**GOAL**
Reproduce the data lines verbatim, starting at the line that contains "x-axis-category-labels: Bajo Intermedio" and stopping after the line that contains "bar-bajo (173, 74, 224, 522)".

━━━━━ RECORDED INFORMATION ━━━━━

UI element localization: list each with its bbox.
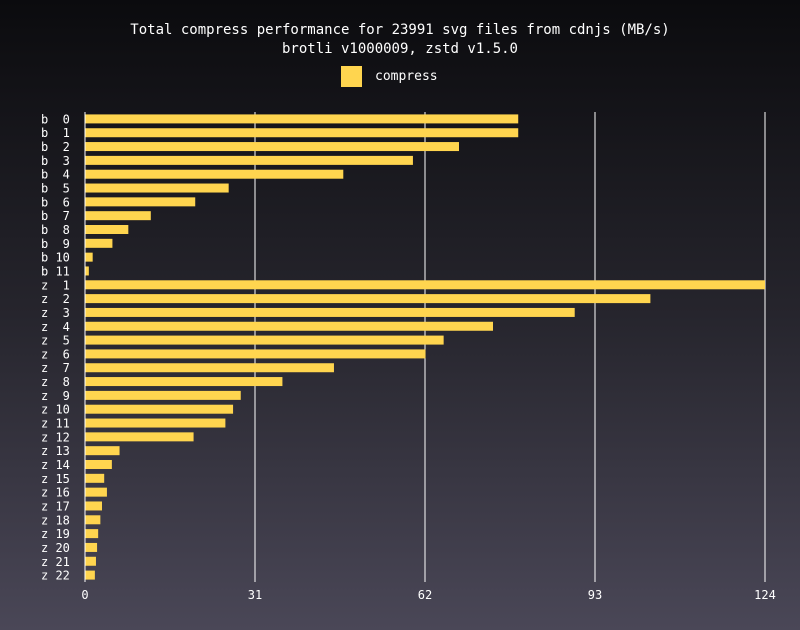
- bar-b-9: [85, 238, 113, 248]
- chart-subtitle: brotli v1000009, zstd v1.5.0: [281, 41, 518, 57]
- y-tick-label: b 5: [41, 182, 70, 196]
- bar-z-7: [85, 363, 334, 373]
- y-tick-label: z 5: [41, 334, 70, 348]
- y-tick-label: z 6: [41, 347, 70, 361]
- bar-b-5: [85, 183, 229, 193]
- bar-z-3: [85, 307, 575, 317]
- y-tick-label: b 11: [41, 264, 70, 278]
- y-tick-label: b 9: [41, 237, 70, 251]
- x-tick-label: 62: [418, 588, 432, 602]
- y-tick-label: z 1: [41, 278, 70, 292]
- y-tick-label: b 3: [41, 154, 70, 168]
- y-tick-label: z 3: [41, 306, 70, 320]
- bar-b-4: [85, 169, 344, 179]
- bar-z-2: [85, 294, 651, 304]
- chart-title-block: Total compress performance for 23991 svg…: [0, 21, 800, 59]
- legend: compress: [341, 66, 438, 87]
- bar-z-10: [85, 404, 234, 414]
- y-tick-label: b 6: [41, 195, 70, 209]
- bar-b-1: [85, 128, 519, 138]
- y-tick-label: z 19: [41, 527, 70, 541]
- bar-b-3: [85, 155, 413, 165]
- y-tick-label: z 10: [41, 403, 70, 417]
- y-tick-label: z 14: [41, 458, 70, 472]
- y-tick-label: b 7: [41, 209, 70, 223]
- y-tick-label: z 18: [41, 513, 70, 527]
- y-tick-label: z 12: [41, 430, 70, 444]
- y-tick-label: z 15: [41, 472, 70, 486]
- bar-z-19: [85, 529, 99, 539]
- bar-z-9: [85, 390, 241, 400]
- y-tick-label: b 8: [41, 223, 70, 237]
- y-tick-label: z 20: [41, 541, 70, 555]
- bar-b-0: [85, 114, 519, 124]
- y-tick-label: z 9: [41, 389, 70, 403]
- y-tick-label: z 8: [41, 375, 70, 389]
- bar-z-22: [85, 570, 95, 580]
- bar-b-2: [85, 142, 459, 152]
- y-tick-label: z 4: [41, 320, 70, 334]
- bar-z-14: [85, 460, 112, 469]
- bar-z-16: [85, 487, 107, 497]
- x-tick-label: 0: [81, 588, 88, 602]
- legend-label: compress: [375, 69, 438, 84]
- y-tick-label: z 2: [41, 292, 70, 306]
- bar-z-18: [85, 515, 101, 525]
- y-tick-label: z 7: [41, 361, 70, 375]
- y-tick-label: b 2: [41, 140, 70, 154]
- y-tick-label: b 1: [41, 126, 70, 140]
- bar-z-1: [85, 280, 765, 290]
- y-tick-label: z 16: [41, 486, 70, 500]
- y-tick-label: z 17: [41, 499, 70, 513]
- bar-b-10: [85, 252, 93, 262]
- bar-z-21: [85, 556, 96, 566]
- bar-z-5: [85, 335, 444, 345]
- legend-swatch: [341, 66, 362, 87]
- y-tick-label: z 11: [41, 417, 70, 431]
- bar-b-7: [85, 211, 151, 221]
- x-tick-label: 93: [588, 588, 602, 602]
- bar-z-17: [85, 501, 102, 511]
- y-tick-label: z 13: [41, 444, 70, 458]
- x-tick-label: 31: [248, 588, 262, 602]
- bar-z-20: [85, 542, 98, 552]
- y-tick-label: b 0: [41, 112, 70, 126]
- y-tick-label: b 10: [41, 251, 70, 265]
- bar-z-11: [85, 418, 226, 428]
- bar-z-4: [85, 321, 493, 331]
- bar-b-11: [85, 266, 89, 276]
- bar-b-8: [85, 225, 129, 234]
- bar-z-6: [85, 349, 426, 359]
- bar-z-12: [85, 432, 194, 442]
- bar-z-8: [85, 377, 283, 387]
- y-tick-label: z 22: [41, 569, 70, 583]
- y-tick-label: z 21: [41, 555, 70, 569]
- bar-b-6: [85, 197, 196, 207]
- y-tick-label: b 4: [41, 168, 70, 182]
- chart-title: Total compress performance for 23991 svg…: [130, 22, 670, 38]
- bar-z-13: [85, 446, 120, 456]
- x-tick-label: 124: [754, 588, 776, 602]
- bar-z-15: [85, 473, 105, 483]
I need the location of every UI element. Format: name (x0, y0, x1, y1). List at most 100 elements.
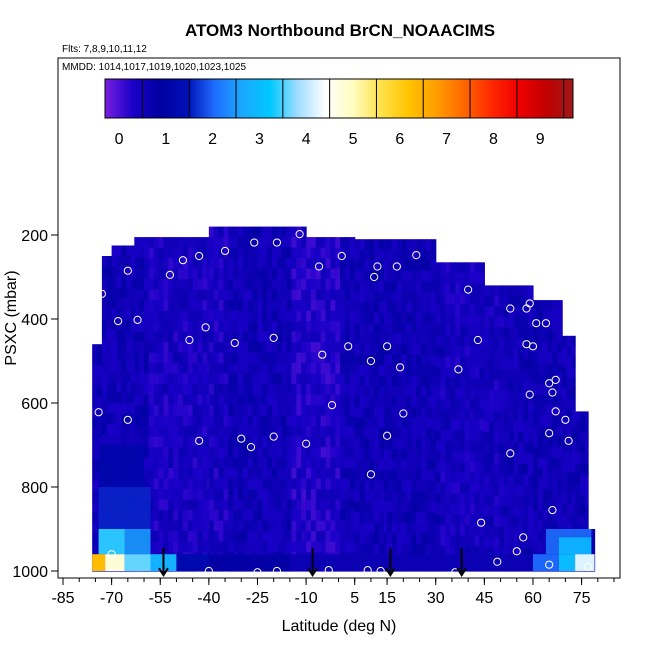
heatmap-cell (163, 289, 169, 301)
sample-point (477, 518, 486, 527)
heatmap-cell (464, 440, 471, 452)
heatmap-cell (445, 409, 451, 421)
heatmap-cell (144, 447, 150, 459)
heatmap-cell (396, 291, 403, 303)
heatmap-cell (508, 453, 515, 465)
heatmap-cell (106, 277, 113, 289)
heatmap-cell (523, 285, 529, 297)
heatmap-cell (163, 489, 169, 501)
heatmap-cell (426, 396, 432, 408)
heatmap-cell (364, 270, 370, 282)
heatmap-cell (197, 510, 203, 522)
heatmap-cell (158, 258, 165, 270)
heatmap-cell (379, 260, 385, 272)
sample-point (250, 238, 259, 247)
x-tick-label: -55 (149, 590, 172, 607)
heatmap-cell (584, 411, 589, 423)
heatmap-cell (202, 510, 208, 522)
heatmap-cell (106, 308, 113, 320)
heatmap-cell (301, 415, 307, 427)
heatmap-cell (252, 489, 259, 501)
heatmap-cell (315, 352, 322, 364)
heatmap-cell (252, 321, 259, 333)
heatmap-cell (223, 426, 229, 438)
heatmap-cell (401, 417, 408, 429)
heatmap-cell (187, 342, 194, 354)
heatmap-cell (187, 384, 194, 396)
heatmap-cell (238, 447, 244, 459)
heatmap-cell (401, 291, 408, 303)
heatmap-cell (401, 365, 408, 377)
heatmap-cell (537, 531, 544, 543)
heatmap-cell (542, 531, 549, 543)
heatmap-cell (484, 484, 490, 496)
heatmap-cell (401, 312, 408, 324)
heatmap-cell (325, 342, 331, 354)
heatmap-cell (272, 405, 278, 417)
heatmap-cell (401, 501, 408, 513)
heatmap-cell (182, 478, 189, 490)
heatmap-cell (182, 310, 189, 322)
heatmap-cell (257, 531, 263, 543)
x-axis: -85 -70 -55 -40 -25 -10 5 15 30 45 60 75 (51, 578, 615, 607)
heatmap-cell (571, 356, 576, 368)
heatmap-cell (207, 331, 210, 343)
heatmap-cell (291, 436, 297, 448)
heatmap-cell (340, 352, 346, 364)
heatmap-cell (421, 333, 427, 345)
sample-point (383, 431, 392, 440)
heatmap-cell (416, 438, 422, 450)
heatmap-cell (197, 447, 203, 459)
heatmap-cell (134, 352, 140, 364)
heatmap-cell (435, 388, 442, 400)
heatmap-cell (325, 331, 331, 343)
colorbar-tick-label: 1 (161, 131, 170, 148)
heatmap-cell (469, 535, 476, 547)
heatmap-cell (153, 279, 160, 291)
heatmap-cell (518, 484, 524, 496)
heatmap-cell (567, 451, 573, 463)
heatmap-cell (134, 258, 140, 270)
heatmap-cell (396, 323, 403, 335)
heatmap-cell (173, 331, 179, 343)
heatmap-cell (479, 503, 485, 515)
heatmap-cell (134, 342, 140, 354)
sample-point (395, 363, 405, 372)
heatmap-cell (139, 268, 145, 280)
heatmap-cell (494, 453, 500, 465)
heatmap-cell (111, 277, 118, 289)
heatmap-cell (349, 268, 356, 280)
heatmap-cell (464, 451, 471, 463)
heatmap-cell (223, 531, 229, 543)
heatmap-cell (163, 415, 169, 427)
heatmap-cell (320, 279, 327, 291)
heatmap-cell (213, 373, 220, 385)
heatmap-cell (340, 531, 346, 543)
heatmap-cell (503, 369, 510, 381)
heatmap-cell (208, 436, 215, 448)
heatmap-cell (320, 373, 327, 385)
heatmap-cell (178, 342, 184, 354)
heatmap-cell (460, 304, 466, 316)
heatmap-cell (281, 394, 288, 406)
sample-point (564, 317, 573, 326)
heatmap-cell (460, 514, 466, 526)
flights-subtitle: Flts: 7,8,9,10,11,12 (62, 44, 147, 55)
heatmap-cell (281, 531, 288, 543)
sample-point (94, 408, 103, 417)
heatmap-cell (552, 478, 558, 490)
heatmap-cell (494, 316, 500, 328)
heatmap-cell (528, 411, 534, 423)
heatmap-cell (584, 505, 589, 517)
heatmap-cell (406, 428, 413, 440)
heatmap-cell (148, 279, 155, 291)
surface-arrow (456, 547, 468, 578)
heatmap-cell (252, 405, 259, 417)
heatmap-cell (508, 526, 515, 538)
heatmap-cell (291, 279, 297, 291)
heatmap-cell (168, 541, 174, 553)
heatmap-cell (383, 449, 388, 461)
heatmap-cell (523, 442, 529, 454)
heatmap-cell (552, 331, 558, 343)
heatmap-cell (325, 531, 331, 543)
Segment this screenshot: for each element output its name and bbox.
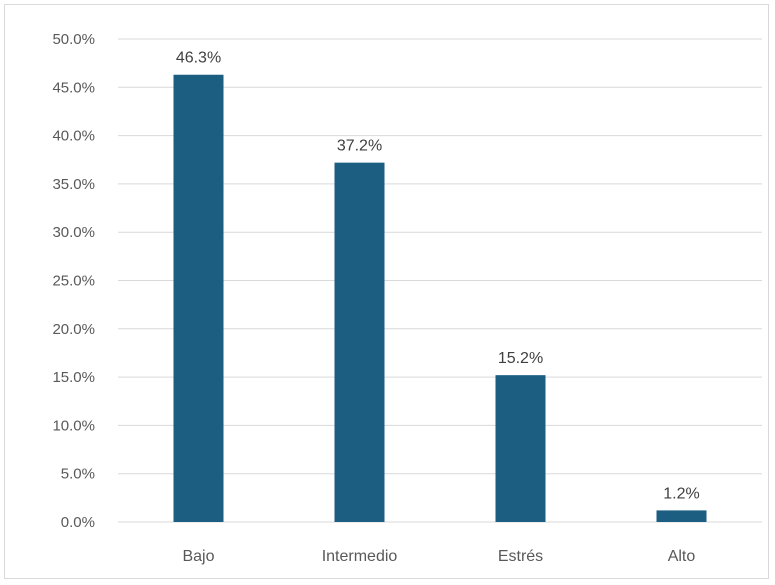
x-axis-category-labels: Bajo Intermedio Estrés Alto (182, 548, 695, 565)
data-label: 15.2% (498, 350, 543, 367)
y-tick-label: 30.0% (52, 224, 95, 241)
gridlines (118, 38, 762, 523)
x-category-label: Alto (668, 548, 696, 565)
bar-bajo (173, 74, 224, 522)
y-tick-label: 5.0% (61, 466, 95, 483)
chart-frame (4, 4, 769, 579)
y-tick-label: 20.0% (52, 321, 95, 338)
data-label: 46.3% (176, 50, 221, 67)
bar-intermedio (334, 162, 385, 522)
y-tick-label: 15.0% (52, 369, 95, 386)
y-tick-label: 35.0% (52, 176, 95, 193)
y-tick-label: 40.0% (52, 128, 95, 145)
x-category-label: Estrés (498, 548, 543, 565)
y-tick-label: 0.0% (61, 514, 95, 531)
y-axis-tick-labels: 0.0% 5.0% 10.0% 15.0% 20.0% 25.0% 30.0% 35.0% 40… (52, 31, 95, 531)
y-tick-label: 50.0% (52, 31, 95, 48)
data-label: 37.2% (337, 138, 382, 155)
bar-alto (656, 510, 707, 522)
data-labels: 46.3% 37.2% 15.2% 1.2% (176, 50, 700, 503)
bars (173, 74, 707, 522)
x-category-label: Bajo (182, 548, 214, 565)
y-tick-label: 10.0% (52, 417, 95, 434)
y-tick-label: 25.0% (52, 273, 95, 290)
x-category-label: Intermedio (322, 548, 398, 565)
bar-estrés (495, 375, 546, 522)
data-label: 1.2% (663, 485, 699, 502)
y-tick-label: 45.0% (52, 79, 95, 96)
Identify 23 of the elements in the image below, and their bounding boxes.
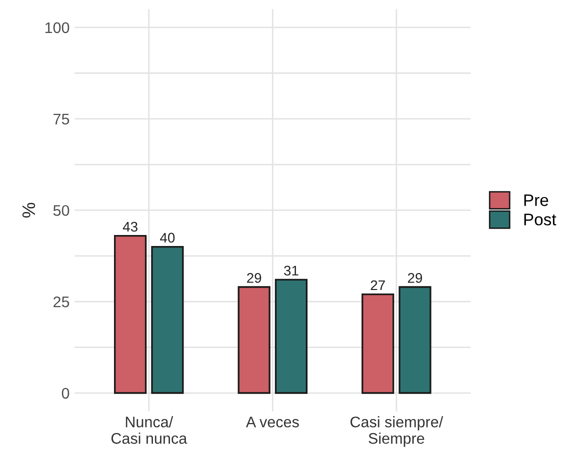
y-tick-label: 25 — [54, 296, 70, 308]
y-tick-label: 50 — [53, 205, 70, 216]
bar — [362, 293, 394, 394]
x-tick-label: Nunca/ Casi nunca — [111, 416, 188, 444]
bar — [151, 246, 184, 394]
data-label: 31 — [284, 266, 298, 276]
data-label: 43 — [122, 222, 138, 232]
x-tick-label: Casi siempre/ Siempre — [350, 416, 444, 447]
bar — [114, 234, 147, 394]
legend-label: Pre — [524, 194, 548, 206]
y-tick-label: 100 — [45, 22, 70, 34]
bar — [274, 278, 308, 394]
bar — [238, 286, 270, 394]
y-tick-label: 75 — [54, 114, 70, 125]
y-tick-label: 0 — [62, 388, 70, 399]
bar — [398, 286, 432, 394]
data-label: 29 — [247, 273, 262, 283]
legend-label: Post — [524, 214, 556, 226]
x-tick-label: A veces — [246, 416, 299, 428]
data-label: 40 — [160, 232, 175, 243]
data-label: 29 — [408, 273, 422, 283]
y-axis-title: % — [22, 202, 36, 218]
data-label: 27 — [370, 280, 385, 290]
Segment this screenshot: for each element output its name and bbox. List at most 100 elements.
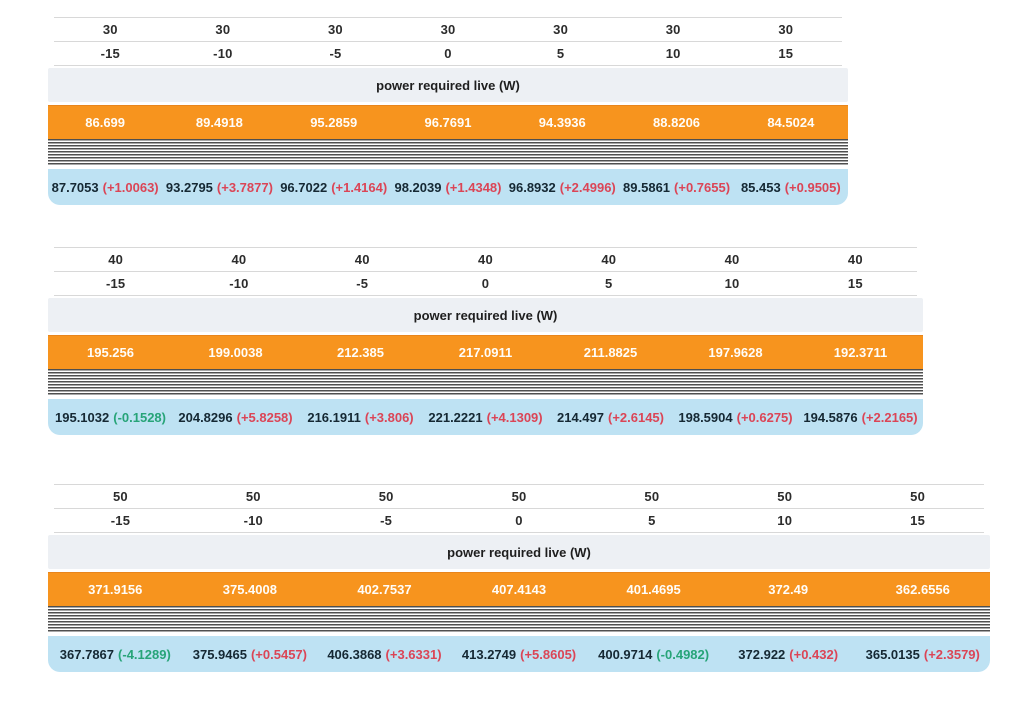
power-delta: (+3.806) (364, 409, 414, 425)
offset-row: -15 -10 -5 0 5 10 15 (54, 42, 842, 66)
live-power-value: 365.0135 (865, 646, 920, 662)
condition-value: 50 (777, 489, 793, 504)
power-table-30: 30 30 30 30 30 30 30 -15 -10 -5 0 5 10 15 power requir… (48, 17, 848, 205)
live-power-value: 198.5904 (678, 409, 733, 425)
condition-value: 30 (215, 22, 231, 37)
power-delta: (+2.4996) (559, 179, 616, 195)
header-rows: 40 40 40 40 40 40 40 -15 -10 -5 0 5 10 15 (54, 247, 917, 296)
condition-row: 30 30 30 30 30 30 30 (54, 17, 842, 42)
predicted-power-value: 375.4008 (222, 582, 277, 597)
live-power-cell: 93.2795 (+3.7877) (162, 180, 276, 195)
live-power-cell: 365.0135 (+2.3579) (855, 647, 990, 662)
offset-value: -5 (356, 276, 369, 291)
condition-value: 30 (328, 22, 343, 37)
tables-root: 30 30 30 30 30 30 30 -15 -10 -5 0 5 10 15 power requir… (48, 17, 1016, 672)
offset-value: 5 (605, 276, 613, 291)
live-power-value: 216.1911 (307, 409, 361, 425)
live-power-cell: 214.497 (+2.6145) (548, 410, 673, 425)
offset-value: -10 (229, 276, 249, 291)
live-power-cell: 372.922 (+0.432) (721, 647, 856, 662)
offset-value: 15 (778, 46, 794, 61)
predicted-power-value: 96.7691 (424, 115, 472, 130)
condition-value: 30 (440, 22, 456, 37)
live-power-value: 372.922 (738, 646, 786, 662)
live-power-value: 214.497 (556, 409, 604, 425)
power-delta: (-0.4982) (656, 646, 710, 662)
predicted-power-value: 84.5024 (767, 115, 815, 130)
power-delta: (+1.4164) (331, 179, 388, 195)
power-delta: (+2.6145) (607, 409, 664, 425)
offset-value: -15 (110, 513, 131, 528)
live-power-row: 87.7053 (+1.0063) 93.2795 (+3.7877) 96.7022(… (48, 169, 848, 205)
power-delta: (+0.432) (789, 646, 839, 662)
live-power-cell: 198.5904 (+0.6275) (673, 410, 798, 425)
live-power-row: 195.1032 (-0.1528) 204.8296 (+5.8258) 216.19… (48, 399, 923, 435)
power-delta: (+1.4348) (445, 179, 502, 195)
live-power-cell: 87.7053 (+1.0063) (48, 180, 162, 195)
offset-value: 0 (481, 276, 490, 291)
band-label: power required live (W) (48, 535, 990, 569)
live-power-value: 195.1032 (55, 409, 110, 425)
condition-value: 40 (601, 252, 617, 267)
offset-value: -15 (100, 46, 120, 61)
stripe-divider (48, 139, 848, 169)
condition-value: 50 (644, 489, 660, 504)
condition-value: 50 (910, 489, 926, 504)
live-power-cell: 96.8932 (+2.4996) (505, 180, 619, 195)
power-delta: (+5.8605) (520, 646, 577, 662)
stripe-divider (48, 606, 990, 636)
power-delta: (+2.2165) (861, 409, 918, 425)
band-label: power required live (W) (48, 298, 923, 332)
live-power-value: 400.9714 (598, 646, 653, 662)
power-delta: (-0.1528) (113, 409, 166, 425)
predicted-power-value: 197.9628 (708, 345, 763, 360)
header-rows: 50 50 50 50 50 50 50 -15 -10 -5 0 5 10 15 (54, 484, 984, 533)
predicted-power-value: 88.8206 (653, 115, 701, 130)
predicted-power-value: 362.6556 (895, 582, 950, 597)
live-power-cell: 89.5861 (+0.7655) (619, 180, 733, 195)
predicted-power-value: 211.8825 (583, 345, 638, 360)
live-power-cell: 367.7867 (-4.1289) (48, 647, 183, 662)
power-delta: (-4.1289) (118, 646, 171, 662)
power-delta: (+3.6331) (385, 646, 442, 662)
predicted-power-value: 89.4918 (195, 115, 243, 130)
condition-row: 40 40 40 40 40 40 40 (54, 247, 917, 272)
live-power-value: 98.2039 (394, 179, 442, 195)
live-power-row: 367.7867 (-4.1289) 375.9465 (+0.5457) 406.38… (48, 636, 990, 672)
live-power-cell: 375.9465 (+0.5457) (183, 647, 318, 662)
offset-row: -15 -10 -5 0 5 10 15 (54, 272, 917, 296)
offset-row: -15 -10 -5 0 5 10 15 (54, 509, 984, 533)
offset-value: 15 (910, 513, 926, 528)
predicted-power-row: 195.256 199.0038 212.385 217.0911 211.8825 19… (48, 335, 923, 369)
condition-value: 40 (231, 252, 247, 267)
condition-value: 40 (478, 252, 493, 267)
offset-value: 10 (777, 513, 793, 528)
power-delta: (+0.6275) (736, 409, 793, 425)
condition-value: 40 (847, 252, 863, 267)
live-power-value: 375.9465 (192, 646, 247, 662)
condition-value: 50 (245, 489, 261, 504)
power-delta: (+0.7655) (674, 179, 731, 195)
offset-value: -15 (105, 276, 126, 291)
live-power-value: 221.2221 (428, 409, 483, 425)
header-rows: 30 30 30 30 30 30 30 -15 -10 -5 0 5 10 15 (54, 17, 842, 66)
predicted-power-value: 212.385 (337, 345, 384, 360)
offset-value: 10 (665, 46, 681, 61)
predicted-power-value: 86.699 (85, 115, 126, 130)
live-power-cell: 406.3868 (+3.6331) (317, 647, 452, 662)
live-power-value: 96.8932 (508, 179, 556, 195)
predicted-power-value: 192.3711 (833, 345, 888, 360)
power-delta: (+0.9505) (784, 179, 841, 195)
offset-value: -10 (213, 46, 233, 61)
live-power-value: 96.7022 (280, 179, 328, 195)
live-power-cell: 204.8296 (+5.8258) (173, 410, 298, 425)
live-power-cell: 400.9714 (-0.4982) (586, 647, 721, 662)
predicted-power-value: 94.3936 (538, 115, 586, 130)
condition-value: 50 (112, 489, 128, 504)
power-delta: (+0.5457) (250, 646, 307, 662)
live-power-cell: 195.1032 (-0.1528) (48, 410, 173, 425)
power-delta: (+2.3579) (923, 646, 980, 662)
live-power-cell: 216.1911 (+3.806) (298, 410, 423, 425)
condition-value: 30 (553, 22, 569, 37)
predicted-power-row: 86.699 89.4918 95.2859 96.7691 94.3936 88.820… (48, 105, 848, 139)
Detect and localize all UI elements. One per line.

━━━━━

**RESULT OF THIS TASK**
x-axis-category-labels: Bajo Intermedio Estrés Alto (182, 548, 695, 565)
data-label: 15.2% (498, 350, 543, 367)
y-tick-label: 30.0% (52, 224, 95, 241)
gridlines (118, 38, 762, 523)
x-category-label: Alto (668, 548, 696, 565)
bar-bajo (173, 74, 224, 522)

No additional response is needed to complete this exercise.